>> START

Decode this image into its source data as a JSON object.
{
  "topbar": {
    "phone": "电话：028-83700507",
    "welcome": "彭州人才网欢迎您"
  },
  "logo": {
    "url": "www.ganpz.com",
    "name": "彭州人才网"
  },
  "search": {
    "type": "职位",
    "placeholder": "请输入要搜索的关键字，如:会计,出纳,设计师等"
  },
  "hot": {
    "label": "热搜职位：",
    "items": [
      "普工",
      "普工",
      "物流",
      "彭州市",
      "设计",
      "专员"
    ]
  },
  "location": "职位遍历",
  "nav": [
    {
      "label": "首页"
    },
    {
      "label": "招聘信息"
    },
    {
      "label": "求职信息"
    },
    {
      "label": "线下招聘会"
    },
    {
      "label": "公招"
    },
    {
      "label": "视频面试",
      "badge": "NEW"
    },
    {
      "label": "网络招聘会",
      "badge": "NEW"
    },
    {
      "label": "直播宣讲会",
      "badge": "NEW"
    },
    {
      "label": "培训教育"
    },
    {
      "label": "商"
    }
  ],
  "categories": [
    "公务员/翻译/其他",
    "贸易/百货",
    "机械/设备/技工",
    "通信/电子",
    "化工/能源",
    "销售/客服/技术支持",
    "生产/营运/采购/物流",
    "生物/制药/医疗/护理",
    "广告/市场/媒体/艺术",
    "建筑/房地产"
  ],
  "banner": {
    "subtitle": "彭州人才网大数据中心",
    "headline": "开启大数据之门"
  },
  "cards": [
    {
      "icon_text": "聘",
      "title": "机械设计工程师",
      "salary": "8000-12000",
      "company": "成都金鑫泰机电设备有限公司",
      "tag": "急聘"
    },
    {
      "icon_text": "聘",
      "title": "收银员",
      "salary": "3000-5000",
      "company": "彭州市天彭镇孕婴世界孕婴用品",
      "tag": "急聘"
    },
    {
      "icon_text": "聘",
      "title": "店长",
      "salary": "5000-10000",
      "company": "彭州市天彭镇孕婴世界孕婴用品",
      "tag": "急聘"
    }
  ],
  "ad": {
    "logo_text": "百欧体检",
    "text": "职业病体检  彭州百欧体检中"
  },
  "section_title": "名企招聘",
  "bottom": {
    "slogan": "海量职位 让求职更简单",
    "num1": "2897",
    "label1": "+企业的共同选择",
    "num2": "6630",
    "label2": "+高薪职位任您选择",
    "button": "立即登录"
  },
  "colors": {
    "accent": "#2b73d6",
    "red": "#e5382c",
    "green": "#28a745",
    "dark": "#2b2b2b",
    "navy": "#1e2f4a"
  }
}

>> END

**Goal:**
The entries above must be returned exactly.

**Full output:**
Decode this image into its source data as a JSON object.
{
  "topbar": {
    "phone": "电话：028-83700507",
    "welcome": "彭州人才网欢迎您"
  },
  "logo": {
    "url": "www.ganpz.com",
    "name": "彭州人才网"
  },
  "search": {
    "type": "职位",
    "placeholder": "请输入要搜索的关键字，如:会计,出纳,设计师等"
  },
  "hot": {
    "label": "热搜职位：",
    "items": [
      "普工",
      "普工",
      "物流",
      "彭州市",
      "设计",
      "专员"
    ]
  },
  "location": "职位遍历",
  "nav": [
    {
      "label": "首页"
    },
    {
      "label": "招聘信息"
    },
    {
      "label": "求职信息"
    },
    {
      "label": "线下招聘会"
    },
    {
      "label": "公招"
    },
    {
      "label": "视频面试",
      "badge": "NEW"
    },
    {
      "label": "网络招聘会",
      "badge": "NEW"
    },
    {
      "label": "直播宣讲会",
      "badge": "NEW"
    },
    {
      "label": "培训教育"
    },
    {
      "label": "商"
    }
  ],
  "categories": [
    "公务员/翻译/其他",
    "贸易/百货",
    "机械/设备/技工",
    "通信/电子",
    "化工/能源",
    "销售/客服/技术支持",
    "生产/营运/采购/物流",
    "生物/制药/医疗/护理",
    "广告/市场/媒体/艺术",
    "建筑/房地产"
  ],
  "banner": {
    "subtitle": "彭州人才网大数据中心",
    "headline": "开启大数据之门"
  },
  "cards": [
    {
      "icon_text": "聘",
      "title": "机械设计工程师",
      "salary": "8000-12000",
      "company": "成都金鑫泰机电设备有限公司",
      "tag": "急聘"
    },
    {
      "icon_text": "聘",
      "title": "收银员",
      "salary": "3000-5000",
      "company": "彭州市天彭镇孕婴世界孕婴用品",
      "tag": "急聘"
    },
    {
      "icon_text": "聘",
      "title": "店长",
      "salary": "5000-10000",
      "company": "彭州市天彭镇孕婴世界孕婴用品",
      "tag": "急聘"
    }
  ],
  "ad": {
    "logo_text": "百欧体检",
    "text": "职业病体检  彭州百欧体检中"
  },
  "section_title": "名企招聘",
  "bottom": {
    "slogan": "海量职位 让求职更简单",
    "num1": "2897",
    "label1": "+企业的共同选择",
    "num2": "6630",
    "label2": "+高薪职位任您选择",
    "button": "立即登录"
  },
  "colors": {
    "accent": "#2b73d6",
    "red": "#e5382c",
    "green": "#28a745",
    "dark": "#2b2b2b",
    "navy": "#1e2f4a"
  }
}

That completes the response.